▶ _What to produce_
Identify all lines below that hold "Bersatu" and collect them.
☆ ☆ ☆ ☆ ☆
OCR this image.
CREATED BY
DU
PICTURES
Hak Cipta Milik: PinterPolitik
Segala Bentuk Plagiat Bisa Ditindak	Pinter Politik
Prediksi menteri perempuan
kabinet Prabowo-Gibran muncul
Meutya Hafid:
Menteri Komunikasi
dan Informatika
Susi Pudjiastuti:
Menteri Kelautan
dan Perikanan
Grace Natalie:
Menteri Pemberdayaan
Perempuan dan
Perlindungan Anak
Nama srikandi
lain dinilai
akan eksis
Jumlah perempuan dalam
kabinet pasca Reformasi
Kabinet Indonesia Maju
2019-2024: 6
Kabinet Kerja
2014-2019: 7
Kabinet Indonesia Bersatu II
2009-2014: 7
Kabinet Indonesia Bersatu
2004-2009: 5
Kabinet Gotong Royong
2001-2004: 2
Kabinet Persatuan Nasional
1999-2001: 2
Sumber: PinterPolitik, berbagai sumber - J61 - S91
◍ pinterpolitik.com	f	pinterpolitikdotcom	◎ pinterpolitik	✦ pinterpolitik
☆ ☆ ☆ ☆ ☆
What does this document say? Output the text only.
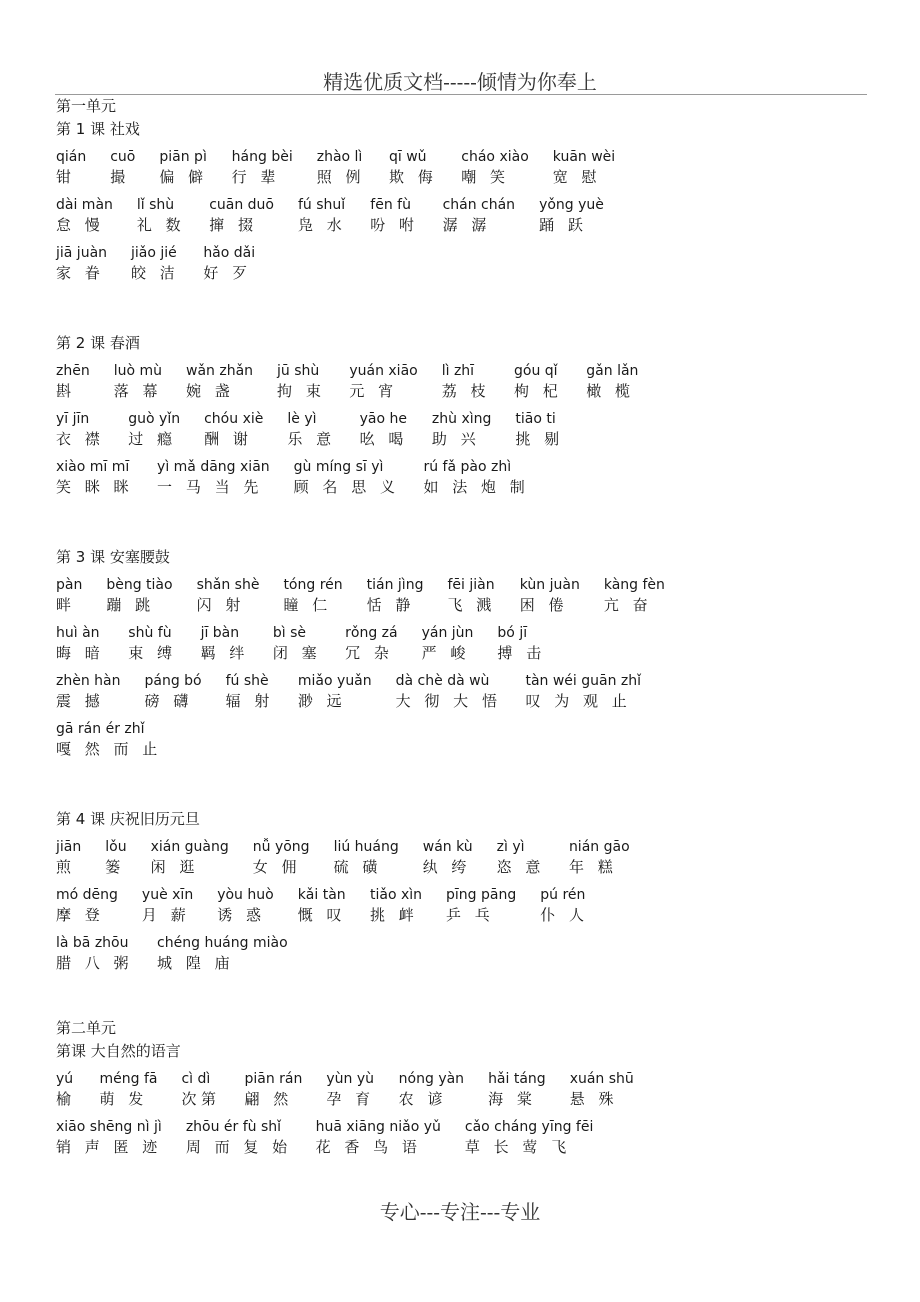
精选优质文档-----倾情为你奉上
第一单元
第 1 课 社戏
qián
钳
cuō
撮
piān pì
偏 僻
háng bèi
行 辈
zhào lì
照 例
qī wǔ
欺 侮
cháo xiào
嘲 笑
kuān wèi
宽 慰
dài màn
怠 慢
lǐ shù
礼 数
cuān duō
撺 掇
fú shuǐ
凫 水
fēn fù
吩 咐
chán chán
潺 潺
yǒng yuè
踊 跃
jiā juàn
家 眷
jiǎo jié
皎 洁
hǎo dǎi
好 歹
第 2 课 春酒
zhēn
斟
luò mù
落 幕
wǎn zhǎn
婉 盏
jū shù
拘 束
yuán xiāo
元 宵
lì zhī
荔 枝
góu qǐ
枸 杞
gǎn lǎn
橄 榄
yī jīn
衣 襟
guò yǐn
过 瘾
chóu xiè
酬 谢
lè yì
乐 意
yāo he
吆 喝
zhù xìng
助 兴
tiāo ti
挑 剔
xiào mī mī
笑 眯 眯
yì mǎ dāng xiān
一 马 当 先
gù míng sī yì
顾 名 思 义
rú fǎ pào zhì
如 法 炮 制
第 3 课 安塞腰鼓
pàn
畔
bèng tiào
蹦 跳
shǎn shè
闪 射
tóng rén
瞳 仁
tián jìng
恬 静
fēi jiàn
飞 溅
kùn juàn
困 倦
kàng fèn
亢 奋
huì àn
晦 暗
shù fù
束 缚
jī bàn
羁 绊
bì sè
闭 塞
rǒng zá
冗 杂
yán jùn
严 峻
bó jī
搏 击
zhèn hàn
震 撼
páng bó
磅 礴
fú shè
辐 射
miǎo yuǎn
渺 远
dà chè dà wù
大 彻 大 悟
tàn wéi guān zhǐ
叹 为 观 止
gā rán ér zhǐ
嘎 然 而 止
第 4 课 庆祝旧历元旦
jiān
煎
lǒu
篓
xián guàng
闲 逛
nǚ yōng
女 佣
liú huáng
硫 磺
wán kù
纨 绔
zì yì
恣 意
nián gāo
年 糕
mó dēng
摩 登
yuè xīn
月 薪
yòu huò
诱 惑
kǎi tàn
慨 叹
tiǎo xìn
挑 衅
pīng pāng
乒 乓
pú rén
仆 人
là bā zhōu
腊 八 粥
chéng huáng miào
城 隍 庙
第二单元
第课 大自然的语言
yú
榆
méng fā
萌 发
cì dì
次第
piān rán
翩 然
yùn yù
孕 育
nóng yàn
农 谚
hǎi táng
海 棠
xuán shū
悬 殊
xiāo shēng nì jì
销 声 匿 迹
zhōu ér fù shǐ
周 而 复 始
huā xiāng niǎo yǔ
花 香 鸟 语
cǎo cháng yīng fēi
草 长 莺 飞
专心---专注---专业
☆ ☆ ☆ ☆ ☆
▶ _Solved problem_
Kabinet Indonesia Bersatu II
Kabinet Indonesia Bersatu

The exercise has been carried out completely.